- [WORK TO DO]:
Extract the complete listing and output it unchanged.

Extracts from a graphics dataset
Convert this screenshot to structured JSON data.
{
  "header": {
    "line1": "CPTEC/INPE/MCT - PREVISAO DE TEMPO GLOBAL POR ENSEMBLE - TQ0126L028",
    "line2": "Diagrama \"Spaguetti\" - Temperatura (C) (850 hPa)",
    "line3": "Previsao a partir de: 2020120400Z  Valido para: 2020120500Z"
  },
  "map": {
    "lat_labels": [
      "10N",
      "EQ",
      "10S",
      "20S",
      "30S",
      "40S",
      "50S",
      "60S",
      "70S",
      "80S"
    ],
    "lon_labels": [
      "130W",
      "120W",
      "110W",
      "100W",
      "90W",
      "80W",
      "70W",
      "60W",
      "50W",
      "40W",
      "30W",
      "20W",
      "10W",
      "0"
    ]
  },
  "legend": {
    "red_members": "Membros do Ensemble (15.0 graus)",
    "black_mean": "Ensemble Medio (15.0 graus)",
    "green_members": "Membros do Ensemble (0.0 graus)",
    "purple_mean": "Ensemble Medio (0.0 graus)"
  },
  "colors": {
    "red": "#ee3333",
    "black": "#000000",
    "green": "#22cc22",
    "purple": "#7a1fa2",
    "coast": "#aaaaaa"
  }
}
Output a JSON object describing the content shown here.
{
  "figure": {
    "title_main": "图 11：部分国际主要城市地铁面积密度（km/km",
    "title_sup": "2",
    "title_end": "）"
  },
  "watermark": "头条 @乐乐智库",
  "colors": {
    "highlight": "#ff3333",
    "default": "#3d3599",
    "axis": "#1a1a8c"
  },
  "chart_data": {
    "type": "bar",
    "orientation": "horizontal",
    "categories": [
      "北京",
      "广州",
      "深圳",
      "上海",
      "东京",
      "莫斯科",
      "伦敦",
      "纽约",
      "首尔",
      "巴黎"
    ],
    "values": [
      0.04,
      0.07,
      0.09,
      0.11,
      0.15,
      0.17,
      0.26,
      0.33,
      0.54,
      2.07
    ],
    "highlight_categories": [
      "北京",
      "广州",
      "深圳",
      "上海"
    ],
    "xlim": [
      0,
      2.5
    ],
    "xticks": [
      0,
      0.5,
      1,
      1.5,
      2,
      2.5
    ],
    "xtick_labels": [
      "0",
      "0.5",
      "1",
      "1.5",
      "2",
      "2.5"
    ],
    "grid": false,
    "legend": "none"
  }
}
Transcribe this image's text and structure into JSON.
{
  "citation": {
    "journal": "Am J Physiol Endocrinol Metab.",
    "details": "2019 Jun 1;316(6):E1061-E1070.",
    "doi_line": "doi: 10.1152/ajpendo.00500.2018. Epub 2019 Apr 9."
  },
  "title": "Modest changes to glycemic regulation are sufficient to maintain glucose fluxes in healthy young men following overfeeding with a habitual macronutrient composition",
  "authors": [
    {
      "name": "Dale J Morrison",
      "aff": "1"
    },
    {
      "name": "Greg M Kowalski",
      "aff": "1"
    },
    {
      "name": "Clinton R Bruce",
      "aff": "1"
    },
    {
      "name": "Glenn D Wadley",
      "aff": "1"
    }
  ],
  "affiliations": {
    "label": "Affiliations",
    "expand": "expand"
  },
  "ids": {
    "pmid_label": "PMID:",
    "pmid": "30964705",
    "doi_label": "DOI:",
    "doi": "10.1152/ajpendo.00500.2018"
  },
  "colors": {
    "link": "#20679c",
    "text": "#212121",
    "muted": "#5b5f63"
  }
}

- [SOLUTION TO THE PROBLEM]:
Convert this screenshot to structured JSON data.
{
  "header": {
    "line1": "CPTEC/INPE/MCT - PREVISAO DE TEMPO GLOBAL POR ENSEMBLE - TQ0126L028",
    "line2": "Diagrama \"Spaguetti\" - Temperatura (C) (850 hPa)",
    "line3": "Previsao a partir de: 2020120400Z  Valido para: 2020120500Z"
  },
  "map": {
    "lat_labels": [
      "10N",
      "EQ",
      "10S",
      "20S",
      "30S",
      "40S",
      "50S",
      "60S",
      "70S",
      "80S"
    ],
    "lon_labels": [
      "130W",
      "120W",
      "110W",
      "100W",
      "90W",
      "80W",
      "70W",
      "60W",
      "50W",
      "40W",
      "30W",
      "20W",
      "10W",
      "0"
    ]
  },
  "legend": {
    "red_members": "Membros do Ensemble (15.0 graus)",
    "black_mean": "Ensemble Medio (15.0 graus)",
    "green_members": "Membros do Ensemble (0.0 graus)",
    "purple_mean": "Ensemble Medio (0.0 graus)"
  },
  "colors": {
    "red": "#ee3333",
    "black": "#000000",
    "green": "#22cc22",
    "purple": "#7a1fa2",
    "coast": "#aaaaaa"
  }
}
Output a JSON object describing the content shown here.
{
  "figure": {
    "title_main": "图 11：部分国际主要城市地铁面积密度（km/km",
    "title_sup": "2",
    "title_end": "）"
  },
  "watermark": "头条 @乐乐智库",
  "colors": {
    "highlight": "#ff3333",
    "default": "#3d3599",
    "axis": "#1a1a8c"
  },
  "chart_data": {
    "type": "bar",
    "orientation": "horizontal",
    "categories": [
      "北京",
      "广州",
      "深圳",
      "上海",
      "东京",
      "莫斯科",
      "伦敦",
      "纽约",
      "首尔",
      "巴黎"
    ],
    "values": [
      0.04,
      0.07,
      0.09,
      0.11,
      0.15,
      0.17,
      0.26,
      0.33,
      0.54,
      2.07
    ],
    "highlight_categories": [
      "北京",
      "广州",
      "深圳",
      "上海"
    ],
    "xlim": [
      0,
      2.5
    ],
    "xticks": [
      0,
      0.5,
      1,
      1.5,
      2,
      2.5
    ],
    "xtick_labels": [
      "0",
      "0.5",
      "1",
      "1.5",
      "2",
      "2.5"
    ],
    "grid": false,
    "legend": "none"
  }
}
Transcribe this image's text and structure into JSON.
{
  "citation": {
    "journal": "Am J Physiol Endocrinol Metab.",
    "details": "2019 Jun 1;316(6):E1061-E1070.",
    "doi_line": "doi: 10.1152/ajpendo.00500.2018. Epub 2019 Apr 9."
  },
  "title": "Modest changes to glycemic regulation are sufficient to maintain glucose fluxes in healthy young men following overfeeding with a habitual macronutrient composition",
  "authors": [
    {
      "name": "Dale J Morrison",
      "aff": "1"
    },
    {
      "name": "Greg M Kowalski",
      "aff": "1"
    },
    {
      "name": "Clinton R Bruce",
      "aff": "1"
    },
    {
      "name": "Glenn D Wadley",
      "aff": "1"
    }
  ],
  "affiliations": {
    "label": "Affiliations",
    "expand": "expand"
  },
  "ids": {
    "pmid_label": "PMID:",
    "pmid": "30964705",
    "doi_label": "DOI:",
    "doi": "10.1152/ajpendo.00500.2018"
  },
  "colors": {
    "link": "#20679c",
    "text": "#212121",
    "muted": "#5b5f63"
  }
}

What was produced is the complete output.